(Figure contents as structured data)
╔══

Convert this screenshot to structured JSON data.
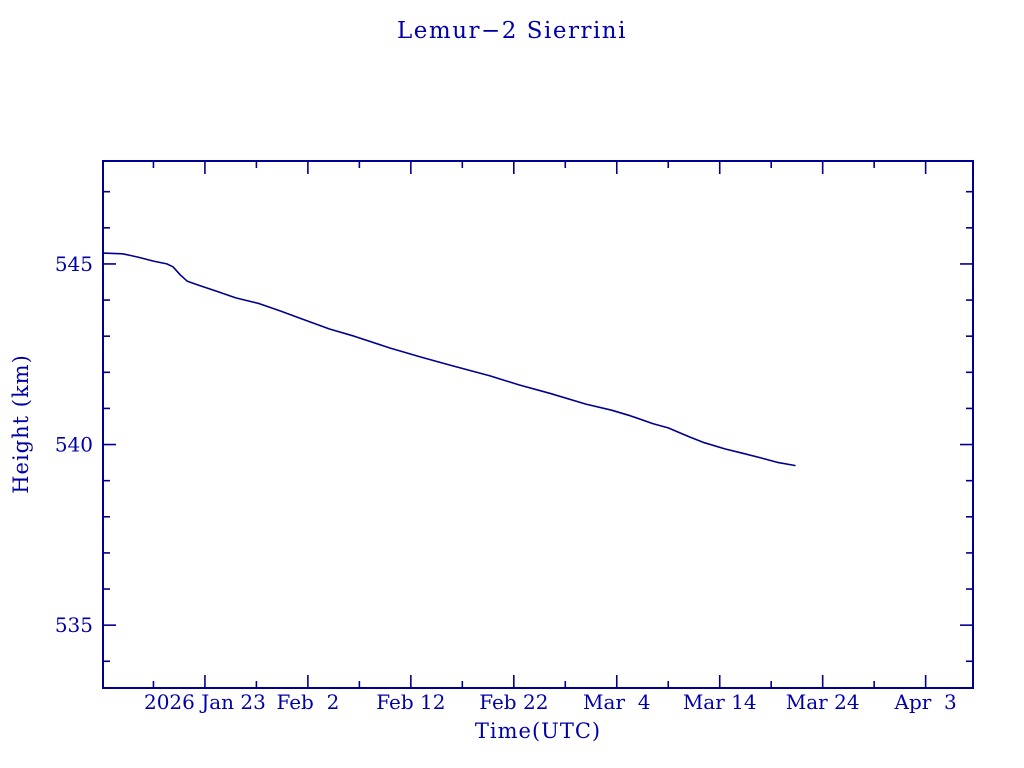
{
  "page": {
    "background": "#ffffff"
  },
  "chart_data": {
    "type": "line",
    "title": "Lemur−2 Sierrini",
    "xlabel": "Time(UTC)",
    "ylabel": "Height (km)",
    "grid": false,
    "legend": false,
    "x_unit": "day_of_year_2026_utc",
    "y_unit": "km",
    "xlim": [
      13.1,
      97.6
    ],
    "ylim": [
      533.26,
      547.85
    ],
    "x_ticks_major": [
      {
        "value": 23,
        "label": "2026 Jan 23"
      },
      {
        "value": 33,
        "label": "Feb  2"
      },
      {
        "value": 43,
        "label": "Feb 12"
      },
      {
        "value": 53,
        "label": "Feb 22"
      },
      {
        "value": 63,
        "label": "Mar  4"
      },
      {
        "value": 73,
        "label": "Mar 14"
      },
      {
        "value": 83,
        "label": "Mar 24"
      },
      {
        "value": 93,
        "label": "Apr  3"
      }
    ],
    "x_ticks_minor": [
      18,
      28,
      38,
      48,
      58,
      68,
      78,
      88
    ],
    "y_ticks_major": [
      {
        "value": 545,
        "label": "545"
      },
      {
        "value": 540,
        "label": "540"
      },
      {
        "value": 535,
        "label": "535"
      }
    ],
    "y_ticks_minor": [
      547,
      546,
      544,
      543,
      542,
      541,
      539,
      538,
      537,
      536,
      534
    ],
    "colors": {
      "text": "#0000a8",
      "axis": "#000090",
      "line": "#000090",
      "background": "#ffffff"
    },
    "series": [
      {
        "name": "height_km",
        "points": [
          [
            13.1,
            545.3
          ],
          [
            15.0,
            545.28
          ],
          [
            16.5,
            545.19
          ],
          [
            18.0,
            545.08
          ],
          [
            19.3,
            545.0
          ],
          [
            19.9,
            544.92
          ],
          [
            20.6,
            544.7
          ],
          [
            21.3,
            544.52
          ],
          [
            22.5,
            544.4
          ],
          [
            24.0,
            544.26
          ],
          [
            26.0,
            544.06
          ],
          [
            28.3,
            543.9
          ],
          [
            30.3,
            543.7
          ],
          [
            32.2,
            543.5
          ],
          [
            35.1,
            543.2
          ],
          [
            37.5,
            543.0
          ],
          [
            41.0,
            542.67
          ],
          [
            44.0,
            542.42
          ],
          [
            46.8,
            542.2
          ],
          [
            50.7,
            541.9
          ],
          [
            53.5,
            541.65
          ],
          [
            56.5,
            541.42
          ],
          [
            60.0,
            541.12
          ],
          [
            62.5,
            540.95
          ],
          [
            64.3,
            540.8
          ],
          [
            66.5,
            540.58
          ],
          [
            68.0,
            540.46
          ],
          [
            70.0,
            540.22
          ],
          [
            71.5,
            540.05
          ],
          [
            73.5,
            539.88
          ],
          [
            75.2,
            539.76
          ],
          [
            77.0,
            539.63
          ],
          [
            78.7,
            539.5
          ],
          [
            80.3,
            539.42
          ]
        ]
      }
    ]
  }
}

╚══

For the data above, state only how many lines include the word "background".

- Expected output: 2